### ASSIGNED TASK 1
In the John Doran interview, who connected Doran with the Broadway cinema?
### ASSIGNED TASK 2
Summarize the John Doran interview in two sentences.

### PAGE EXCERPT
───

John Doran

Saturday 02 May 2015
reading time: min, words
The Quietus co-founder and Editor is taking his memoir on the road as part of a spoken word tour. An English Trip is taking in 31 cities including Nottingham on 12 May
John Doran Jolly Lad

Kjetil Nernes (left) and John Doran (right) are hitting the road together for An English Trip

Hi John, what have you been up to today?
Hello. Well, it’s only 6.52am but I got up an hour ago. I can’t sleep because of anxiety about the tour and the live dates. It’s reaching some kind of crescendo at the moment. I’ve built a feature on Super Furry Animals for my website The Quietus and now I'm answering these questions while drinking mint tea.

An English Trip is taking in 31 cities. It looks like a mammoth undertaking. Firstly, are you regretting booking so many dates? Secondly, why did you pick Nottingham as one of the places you wanted to visit - does it hold any particular significance to you at all?
Well, the original plan was to do two months. It was utterly insane. I came up with the idea while in a manic phase – I have the common or garden variety of bi-polar disorder. Normally, I have these ideas, like militant urban bee keeping or walking twice in a loop round the coast of Britain or setting up  a pirate radio station in the front room and I think about them for weeks and then just forget them. This one took root for some reason though. I don’t regret all of the dates but some of them include venues that are big beyond my comfort zone or are in places that I’m finding difficult to promote. I like Nottingham – I’ve got mates who live here. Originally I wanted to put on a night with my pal the film maker Jeanie Finlay who lives here but she’s busy with her amazing new feature Orion. It was her who hooked me up with the Broadway cinema though.

One of the reasons why you are undertaking this tour is because you want to experience what it’s like for a band book a tour and then go out on the road. Why is that something that is important to you?

───

Stored data
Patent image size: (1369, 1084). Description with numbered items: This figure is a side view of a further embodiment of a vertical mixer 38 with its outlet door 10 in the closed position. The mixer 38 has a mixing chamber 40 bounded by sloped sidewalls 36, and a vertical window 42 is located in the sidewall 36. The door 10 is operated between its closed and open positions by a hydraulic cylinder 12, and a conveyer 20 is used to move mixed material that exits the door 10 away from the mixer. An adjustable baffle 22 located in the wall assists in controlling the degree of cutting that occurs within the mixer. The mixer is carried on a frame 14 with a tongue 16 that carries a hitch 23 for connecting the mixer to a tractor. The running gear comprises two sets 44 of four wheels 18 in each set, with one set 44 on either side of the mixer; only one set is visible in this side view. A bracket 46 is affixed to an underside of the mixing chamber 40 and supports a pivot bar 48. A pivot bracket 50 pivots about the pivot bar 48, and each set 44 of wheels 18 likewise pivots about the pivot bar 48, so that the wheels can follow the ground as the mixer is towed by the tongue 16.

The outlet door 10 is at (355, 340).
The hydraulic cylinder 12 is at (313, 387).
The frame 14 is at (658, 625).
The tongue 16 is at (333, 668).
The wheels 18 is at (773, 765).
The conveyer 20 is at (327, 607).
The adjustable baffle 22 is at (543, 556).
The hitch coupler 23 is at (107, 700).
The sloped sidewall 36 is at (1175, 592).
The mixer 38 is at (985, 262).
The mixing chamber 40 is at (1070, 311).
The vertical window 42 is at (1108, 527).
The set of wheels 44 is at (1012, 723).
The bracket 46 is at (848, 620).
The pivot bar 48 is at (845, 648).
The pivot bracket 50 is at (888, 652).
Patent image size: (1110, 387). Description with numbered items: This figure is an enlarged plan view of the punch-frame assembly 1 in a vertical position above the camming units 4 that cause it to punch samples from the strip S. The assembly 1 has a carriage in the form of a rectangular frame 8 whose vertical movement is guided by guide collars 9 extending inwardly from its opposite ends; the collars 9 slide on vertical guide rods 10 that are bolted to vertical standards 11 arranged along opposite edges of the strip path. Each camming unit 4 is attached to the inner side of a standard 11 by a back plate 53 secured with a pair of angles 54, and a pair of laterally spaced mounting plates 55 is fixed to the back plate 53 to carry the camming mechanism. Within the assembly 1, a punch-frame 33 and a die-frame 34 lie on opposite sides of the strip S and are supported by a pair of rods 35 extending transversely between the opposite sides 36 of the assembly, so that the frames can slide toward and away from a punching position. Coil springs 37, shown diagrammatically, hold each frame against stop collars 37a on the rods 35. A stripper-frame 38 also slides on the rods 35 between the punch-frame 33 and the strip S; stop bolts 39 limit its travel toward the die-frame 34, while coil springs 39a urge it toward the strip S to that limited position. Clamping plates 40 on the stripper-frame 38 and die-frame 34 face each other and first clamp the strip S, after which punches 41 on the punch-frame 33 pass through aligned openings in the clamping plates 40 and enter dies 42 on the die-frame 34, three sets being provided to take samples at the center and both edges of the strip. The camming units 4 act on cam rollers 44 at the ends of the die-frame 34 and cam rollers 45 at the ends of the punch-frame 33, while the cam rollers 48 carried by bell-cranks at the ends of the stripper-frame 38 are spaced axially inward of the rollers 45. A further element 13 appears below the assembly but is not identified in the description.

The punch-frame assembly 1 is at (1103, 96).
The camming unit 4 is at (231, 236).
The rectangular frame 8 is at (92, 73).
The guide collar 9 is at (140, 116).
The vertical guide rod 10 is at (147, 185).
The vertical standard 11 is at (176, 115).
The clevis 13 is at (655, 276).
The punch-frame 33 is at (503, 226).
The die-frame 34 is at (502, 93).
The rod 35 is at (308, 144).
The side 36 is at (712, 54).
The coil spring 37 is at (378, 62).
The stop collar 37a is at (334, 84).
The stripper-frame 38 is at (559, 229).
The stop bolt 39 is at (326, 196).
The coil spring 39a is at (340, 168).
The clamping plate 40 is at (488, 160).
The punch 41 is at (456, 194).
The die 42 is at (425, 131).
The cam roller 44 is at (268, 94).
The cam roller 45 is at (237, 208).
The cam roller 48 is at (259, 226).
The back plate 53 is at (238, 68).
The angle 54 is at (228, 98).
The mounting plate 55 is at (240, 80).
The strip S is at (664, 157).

───

### WRITTEN REPLY 1
The film maker Jeanie Finlay.

### WRITTEN REPLY 2
The Quietus co-founder and editor John Doran is taking his memoir on An English Trip, a 31-city spoken word tour that stops in Nottingham on 12 May. He says he came up with the idea during a manic phase and regrets some dates that are beyond his comfort zone or hard to promote, but he likes Nottingham, where he has friends.